→ **Written instruction**
Reproduce the records. Keep every word exact and include no images.

/---

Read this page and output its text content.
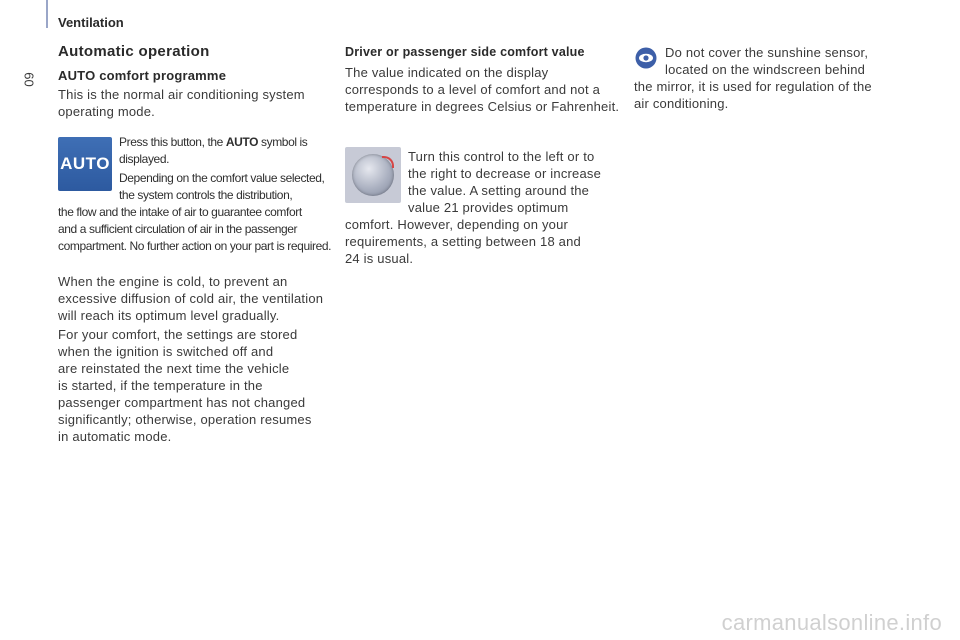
Ventilation
60
Automatic operation
AUTO comfort programme

This is the normal air conditioning system

operating mode.

AUTO

Press this button, the AUTO symbol is

displayed.

Depending on the comfort value selected,

the system controls the distribution,

the flow and the intake of air to guarantee comfort

and a sufficient circulation of air in the passenger

compartment. No further action on your part is required.

When the engine is cold, to prevent an

excessive diffusion of cold air, the ventilation

will reach its optimum level gradually.

For your comfort, the settings are stored

when the ignition is switched off and

are reinstated the next time the vehicle

is started, if the temperature in the

passenger compartment has not changed

significantly; otherwise, operation resumes

in automatic mode.

Driver or passenger side comfort value

The value indicated on the display

corresponds to a level of comfort and not a

temperature in degrees Celsius or Fahrenheit.

Turn this control to the left or to

the right to decrease or increase

the value. A setting around the

value 21 provides optimum

comfort. However, depending on your

requirements, a setting between 18 and

24 is usual.

Do not cover the sunshine sensor,

located on the windscreen behind

the mirror, it is used for regulation of the

air conditioning.

carmanualsonline.info
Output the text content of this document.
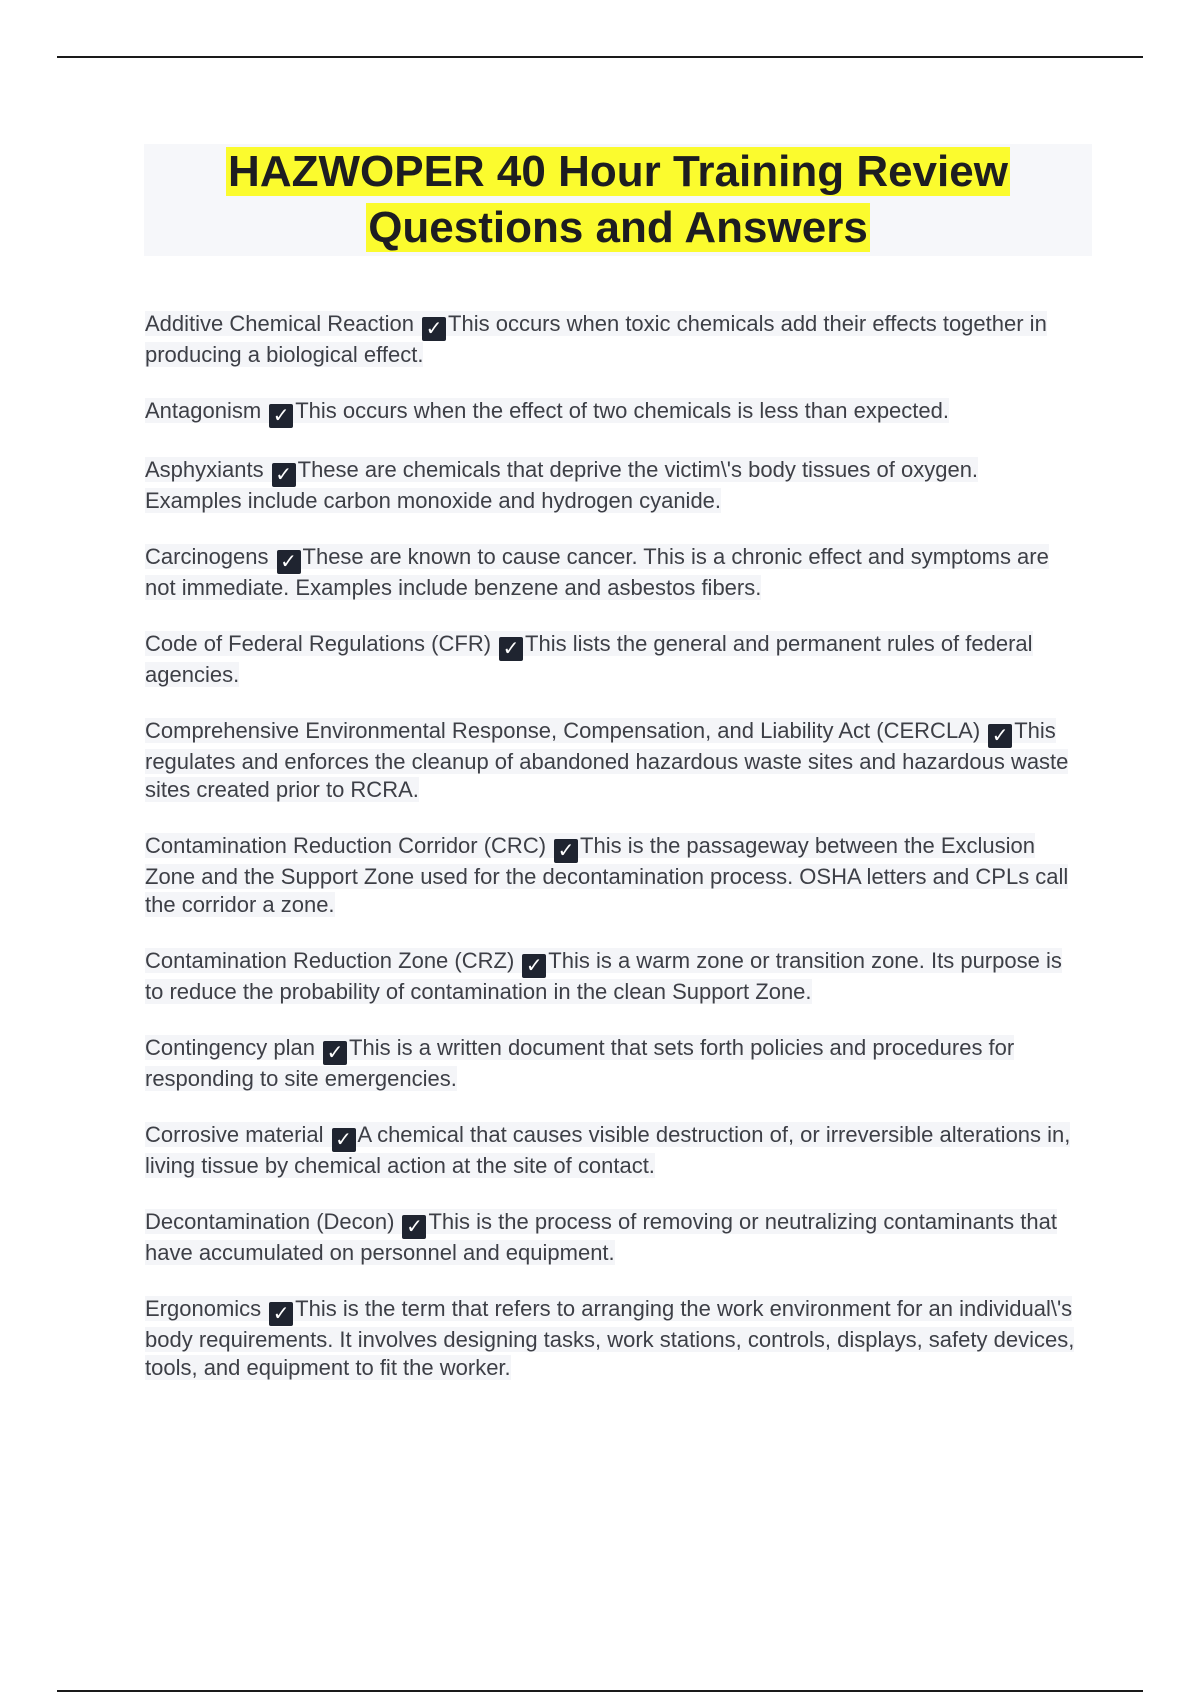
HAZWOPER 40 Hour Training Review

Questions and Answers

Additive Chemical Reaction ✓ This occurs when toxic chemicals add their effects together in producing a biological effect.

Antagonism ✓ This occurs when the effect of two chemicals is less than expected.

Asphyxiants ✓ These are chemicals that deprive the victim\'s body tissues of oxygen. Examples include carbon monoxide and hydrogen cyanide.

Carcinogens ✓ These are known to cause cancer. This is a chronic effect and symptoms are not immediate. Examples include benzene and asbestos fibers.

Code of Federal Regulations (CFR) ✓ This lists the general and permanent rules of federal agencies.

Comprehensive Environmental Response, Compensation, and Liability Act (CERCLA) ✓ This regulates and enforces the cleanup of abandoned hazardous waste sites and hazardous waste sites created prior to RCRA.

Contamination Reduction Corridor (CRC) ✓ This is the passageway between the Exclusion Zone and the Support Zone used for the decontamination process. OSHA letters and CPLs call the corridor a zone.

Contamination Reduction Zone (CRZ) ✓ This is a warm zone or transition zone. Its purpose is to reduce the probability of contamination in the clean Support Zone.

Contingency plan ✓ This is a written document that sets forth policies and procedures for responding to site emergencies.

Corrosive material ✓ A chemical that causes visible destruction of, or irreversible alterations in, living tissue by chemical action at the site of contact.

Decontamination (Decon) ✓ This is the process of removing or neutralizing contaminants that have accumulated on personnel and equipment.

Ergonomics ✓ This is the term that refers to arranging the work environment for an individual\'s body requirements. It involves designing tasks, work stations, controls, displays, safety devices, tools, and equipment to fit the worker.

\---

→ **Response**
Read this page and output its text content.
Ventilation
60
Automatic operation
AUTO comfort programme

This is the normal air conditioning system

operating mode.

AUTO

Press this button, the AUTO symbol is

displayed.

Depending on the comfort value selected,

the system controls the distribution,

the flow and the intake of air to guarantee comfort

and a sufficient circulation of air in the passenger

compartment. No further action on your part is required.

When the engine is cold, to prevent an

excessive diffusion of cold air, the ventilation

will reach its optimum level gradually.

For your comfort, the settings are stored

when the ignition is switched off and

are reinstated the next time the vehicle

is started, if the temperature in the

passenger compartment has not changed

significantly; otherwise, operation resumes

in automatic mode.

Driver or passenger side comfort value

The value indicated on the display

corresponds to a level of comfort and not a

temperature in degrees Celsius or Fahrenheit.

Turn this control to the left or to

the right to decrease or increase

the value. A setting around the

value 21 provides optimum

comfort. However, depending on your

requirements, a setting between 18 and

24 is usual.

Do not cover the sunshine sensor,

located on the windscreen behind

the mirror, it is used for regulation of the

air conditioning.

carmanualsonline.info
Output the text content of this document.
HAZWOPER 40 Hour Training Review

Questions and Answers

Additive Chemical Reaction ✓ This occurs when toxic chemicals add their effects together in producing a biological effect.

Antagonism ✓ This occurs when the effect of two chemicals is less than expected.

Asphyxiants ✓ These are chemicals that deprive the victim\'s body tissues of oxygen. Examples include carbon monoxide and hydrogen cyanide.

Carcinogens ✓ These are known to cause cancer. This is a chronic effect and symptoms are not immediate. Examples include benzene and asbestos fibers.

Code of Federal Regulations (CFR) ✓ This lists the general and permanent rules of federal agencies.

Comprehensive Environmental Response, Compensation, and Liability Act (CERCLA) ✓ This regulates and enforces the cleanup of abandoned hazardous waste sites and hazardous waste sites created prior to RCRA.

Contamination Reduction Corridor (CRC) ✓ This is the passageway between the Exclusion Zone and the Support Zone used for the decontamination process. OSHA letters and CPLs call the corridor a zone.

Contamination Reduction Zone (CRZ) ✓ This is a warm zone or transition zone. Its purpose is to reduce the probability of contamination in the clean Support Zone.

Contingency plan ✓ This is a written document that sets forth policies and procedures for responding to site emergencies.

Corrosive material ✓ A chemical that causes visible destruction of, or irreversible alterations in, living tissue by chemical action at the site of contact.

Decontamination (Decon) ✓ This is the process of removing or neutralizing contaminants that have accumulated on personnel and equipment.

Ergonomics ✓ This is the term that refers to arranging the work environment for an individual\'s body requirements. It involves designing tasks, work stations, controls, displays, safety devices, tools, and equipment to fit the worker.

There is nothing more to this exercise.